§ STATED EXERCISE A: Repeat the entries word for word, from their first line up to and including the line that contains "list-item[interactable]: 600 98.0%".

§ TEXT EXTRACT:
────────────────────────────────────────

When I first read and reflected on “A Domain of One’s Own” last year, I was just starting the ONID program.  Even that early in the program, I recognized the web as a learning space, “designed for the purpose of sharing information and collaborating on knowledge-building endeavors” (Watters, A., 2017).  In my original reflection, I used the analogy of food production.  In its history, humankind knew exactly where their food originated at one time.  They understood the factors necessary to gather and produce enough food to survive.  There was an ownership over their means of sustenance.  As society shifted from rural-agrarian to urban-industrial culture, it was easier and less labor-intensive to acquire food, but what was sacrificed in return?  Ownership of the process. 

The ease of accessibility and availability of food in the modern age is the equivalent of the “digital facelift” in education according to Gardner Campbell in his essay, “A Personal Cyberinfrastructure.”  The “progress” that higher education achieved with massive turnkey online systems, especially with the LMS, actually moved in the opposite direction. The “digital facelift” helped higher education deny both the needs and the opportunities emerging with this new medium.  What was lost with adoption of LMS systems was student ownership of their own scholarly and creative work. 

In my second reading of Watters’ work, I see now how a domain of one’s own reflects ownership of the student’s work.  In this personal “garden,” students are free to create, grow and reap their scholarly endeavors.  “Fascinating and important innovations would emerge as students are able to shape their own cognition, learning, expression, and reflection in a digital age, in a digital medium. Students would frame, curate, share, and direct their own “engagement streams” throughout the learning environment.”

“Giving students their own digital domain is a radical act. It gives them the ability to work on the Web and with the Web, to have their scholarship be meaningful and accessible by others. It allows them to demonstrate their learning to others beyond the classroom walls. To own one’s domain gives students an understanding of how Web technologies work. It puts them in a much better position to control their work, their data, their identity online.” The Web We Need to Give Students.

In Campbell’s video, “A Personal Cyberinfrastructure Revisited,” he refers to the “network as an artifact” (01:54-02:03).  The artifact, the network reflects a student’s attitude and understanding in her scholarly work.  It reveals how she made meaning of knowledge in her world.  How the student laid out the path in her garden, chose what to plant and grow, and displayed the fruits of her labor is the artifact.

────────────────────────────────────────

§ DATA PROVIDED:

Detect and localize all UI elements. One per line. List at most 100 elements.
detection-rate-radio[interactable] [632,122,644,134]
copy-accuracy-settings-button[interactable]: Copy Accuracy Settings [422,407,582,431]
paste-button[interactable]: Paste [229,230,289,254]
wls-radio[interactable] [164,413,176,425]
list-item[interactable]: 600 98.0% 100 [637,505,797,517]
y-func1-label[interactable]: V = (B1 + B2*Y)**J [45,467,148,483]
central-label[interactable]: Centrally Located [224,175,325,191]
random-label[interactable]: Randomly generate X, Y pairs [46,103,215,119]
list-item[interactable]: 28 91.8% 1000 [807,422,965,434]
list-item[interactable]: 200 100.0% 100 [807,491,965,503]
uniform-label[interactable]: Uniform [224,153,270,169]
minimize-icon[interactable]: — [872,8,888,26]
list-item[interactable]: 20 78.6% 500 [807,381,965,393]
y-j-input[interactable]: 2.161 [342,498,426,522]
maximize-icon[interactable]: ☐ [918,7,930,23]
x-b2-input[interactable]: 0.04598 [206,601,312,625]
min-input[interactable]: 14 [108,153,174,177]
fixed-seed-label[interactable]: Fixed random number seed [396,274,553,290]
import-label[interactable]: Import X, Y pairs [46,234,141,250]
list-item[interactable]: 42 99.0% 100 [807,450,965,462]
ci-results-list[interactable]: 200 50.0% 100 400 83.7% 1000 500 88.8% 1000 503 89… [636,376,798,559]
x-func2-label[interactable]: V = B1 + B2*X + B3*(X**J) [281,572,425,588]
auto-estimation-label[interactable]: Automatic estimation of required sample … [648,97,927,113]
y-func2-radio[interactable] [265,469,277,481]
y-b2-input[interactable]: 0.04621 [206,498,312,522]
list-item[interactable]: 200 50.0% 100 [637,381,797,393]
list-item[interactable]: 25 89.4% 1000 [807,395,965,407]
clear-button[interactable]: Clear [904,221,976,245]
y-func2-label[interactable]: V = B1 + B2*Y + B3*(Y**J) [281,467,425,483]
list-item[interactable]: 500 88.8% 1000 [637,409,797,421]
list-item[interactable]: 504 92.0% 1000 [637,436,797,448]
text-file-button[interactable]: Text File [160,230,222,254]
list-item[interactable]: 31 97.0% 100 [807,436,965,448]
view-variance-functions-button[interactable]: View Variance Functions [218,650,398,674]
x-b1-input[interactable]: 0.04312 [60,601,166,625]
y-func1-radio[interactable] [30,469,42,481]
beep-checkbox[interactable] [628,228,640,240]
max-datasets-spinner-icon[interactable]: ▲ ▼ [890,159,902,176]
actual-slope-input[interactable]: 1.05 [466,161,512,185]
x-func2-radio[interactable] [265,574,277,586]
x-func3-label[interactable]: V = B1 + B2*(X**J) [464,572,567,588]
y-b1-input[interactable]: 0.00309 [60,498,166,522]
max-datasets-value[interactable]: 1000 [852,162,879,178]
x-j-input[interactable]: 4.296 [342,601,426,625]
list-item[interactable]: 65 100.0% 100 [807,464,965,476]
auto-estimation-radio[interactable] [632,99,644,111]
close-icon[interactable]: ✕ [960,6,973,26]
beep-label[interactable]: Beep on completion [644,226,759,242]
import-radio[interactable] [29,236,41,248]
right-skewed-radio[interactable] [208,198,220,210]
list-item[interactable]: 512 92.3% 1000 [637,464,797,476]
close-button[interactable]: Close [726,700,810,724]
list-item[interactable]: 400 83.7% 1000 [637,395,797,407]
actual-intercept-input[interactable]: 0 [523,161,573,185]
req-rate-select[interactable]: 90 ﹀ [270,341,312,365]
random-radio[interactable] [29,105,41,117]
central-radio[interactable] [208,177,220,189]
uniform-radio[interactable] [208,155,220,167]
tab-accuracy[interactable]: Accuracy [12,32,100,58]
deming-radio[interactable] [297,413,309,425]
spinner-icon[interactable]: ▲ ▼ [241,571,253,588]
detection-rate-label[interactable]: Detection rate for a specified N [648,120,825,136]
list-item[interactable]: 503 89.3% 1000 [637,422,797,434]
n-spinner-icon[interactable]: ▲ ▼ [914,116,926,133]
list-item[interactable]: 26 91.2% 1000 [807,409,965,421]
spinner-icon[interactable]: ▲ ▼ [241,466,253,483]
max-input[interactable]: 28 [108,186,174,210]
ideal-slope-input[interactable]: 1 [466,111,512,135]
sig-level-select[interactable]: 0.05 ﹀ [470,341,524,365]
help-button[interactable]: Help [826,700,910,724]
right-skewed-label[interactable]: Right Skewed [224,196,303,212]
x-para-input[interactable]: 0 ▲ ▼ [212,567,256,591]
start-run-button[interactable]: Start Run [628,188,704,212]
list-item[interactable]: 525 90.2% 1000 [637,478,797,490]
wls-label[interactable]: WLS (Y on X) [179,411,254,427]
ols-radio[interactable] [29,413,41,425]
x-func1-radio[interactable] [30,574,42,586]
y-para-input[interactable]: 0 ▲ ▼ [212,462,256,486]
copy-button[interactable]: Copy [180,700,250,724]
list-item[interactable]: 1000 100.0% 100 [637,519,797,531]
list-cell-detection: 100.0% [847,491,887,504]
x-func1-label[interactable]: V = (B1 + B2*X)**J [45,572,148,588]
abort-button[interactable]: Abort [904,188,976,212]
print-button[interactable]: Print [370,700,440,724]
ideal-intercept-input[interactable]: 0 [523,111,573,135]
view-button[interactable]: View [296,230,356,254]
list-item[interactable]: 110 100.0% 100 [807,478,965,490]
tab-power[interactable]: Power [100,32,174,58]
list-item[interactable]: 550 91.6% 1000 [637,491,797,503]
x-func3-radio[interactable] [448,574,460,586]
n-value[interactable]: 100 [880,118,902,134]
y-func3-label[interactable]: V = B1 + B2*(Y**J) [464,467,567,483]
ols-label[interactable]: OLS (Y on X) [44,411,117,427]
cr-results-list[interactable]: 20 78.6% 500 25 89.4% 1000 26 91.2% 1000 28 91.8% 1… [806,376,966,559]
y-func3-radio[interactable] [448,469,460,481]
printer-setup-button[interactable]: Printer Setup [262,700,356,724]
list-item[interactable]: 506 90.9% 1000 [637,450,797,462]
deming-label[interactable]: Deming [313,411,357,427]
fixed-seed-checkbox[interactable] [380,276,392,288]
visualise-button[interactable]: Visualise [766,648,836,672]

────────────────────────────────────────

§ STATED EXERCISE B: Can you transcribe the reflection on student-owned web domains from "The ease of" up to and including "and creative work.", keeping every word unchanged?

§ EXERCISE ANSWER A:
Detect and localize all UI elements. One per line. List at most 100 elements.
detection-rate-radio[interactable] [632,122,644,134]
copy-accuracy-settings-button[interactable]: Copy Accuracy Settings [422,407,582,431]
paste-button[interactable]: Paste [229,230,289,254]
wls-radio[interactable] [164,413,176,425]
list-item[interactable]: 600 98.0% 100 [637,505,797,517]

§ EXERCISE ANSWER B:
The ease of accessibility and availability of food in the modern age is the equivalent of the “digital facelift” in education according to Gardner Campbell in his essay, “A Personal Cyberinfrastructure.”  The “progress” that higher education achieved with massive turnkey online systems, especially with the LMS, actually moved in the opposite direction. The “digital facelift” helped higher education deny both the needs and the opportunities emerging with this new medium.  What was lost with adoption of LMS systems was student ownership of their own scholarly and creative work.